*What needs to be done*: Each entry has to be copied exactly, with nothing missed.

*Data extract*:
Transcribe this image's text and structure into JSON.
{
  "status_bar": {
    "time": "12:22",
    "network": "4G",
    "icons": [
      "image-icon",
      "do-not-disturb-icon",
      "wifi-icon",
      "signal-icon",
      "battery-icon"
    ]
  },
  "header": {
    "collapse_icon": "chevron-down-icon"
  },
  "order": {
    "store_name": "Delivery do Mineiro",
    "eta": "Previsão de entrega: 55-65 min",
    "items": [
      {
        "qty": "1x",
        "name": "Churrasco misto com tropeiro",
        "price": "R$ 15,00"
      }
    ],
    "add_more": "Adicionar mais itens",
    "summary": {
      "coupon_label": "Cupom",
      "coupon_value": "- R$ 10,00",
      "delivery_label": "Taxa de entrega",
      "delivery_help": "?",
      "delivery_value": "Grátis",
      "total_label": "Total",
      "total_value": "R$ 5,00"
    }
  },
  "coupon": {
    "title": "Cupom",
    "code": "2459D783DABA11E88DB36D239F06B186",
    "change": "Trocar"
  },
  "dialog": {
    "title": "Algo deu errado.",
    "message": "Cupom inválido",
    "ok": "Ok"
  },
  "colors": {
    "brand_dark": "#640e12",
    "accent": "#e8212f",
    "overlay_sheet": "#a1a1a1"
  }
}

*Exercise response*:
Transcribe this image's text and structure into JSON.
{
  "status_bar": {
    "time": "12:22",
    "network": "4G",
    "icons": [
      "image-icon",
      "do-not-disturb-icon",
      "wifi-icon",
      "signal-icon",
      "battery-icon"
    ]
  },
  "header": {
    "collapse_icon": "chevron-down-icon"
  },
  "order": {
    "store_name": "Delivery do Mineiro",
    "eta": "Previsão de entrega: 55-65 min",
    "items": [
      {
        "qty": "1x",
        "name": "Churrasco misto com tropeiro",
        "price": "R$ 15,00"
      }
    ],
    "add_more": "Adicionar mais itens",
    "summary": {
      "coupon_label": "Cupom",
      "coupon_value": "- R$ 10,00",
      "delivery_label": "Taxa de entrega",
      "delivery_help": "?",
      "delivery_value": "Grátis",
      "total_label": "Total",
      "total_value": "R$ 5,00"
    }
  },
  "coupon": {
    "title": "Cupom",
    "code": "2459D783DABA11E88DB36D239F06B186",
    "change": "Trocar"
  },
  "dialog": {
    "title": "Algo deu errado.",
    "message": "Cupom inválido",
    "ok": "Ok"
  },
  "colors": {
    "brand_dark": "#640e12",
    "accent": "#e8212f",
    "overlay_sheet": "#a1a1a1"
  }
}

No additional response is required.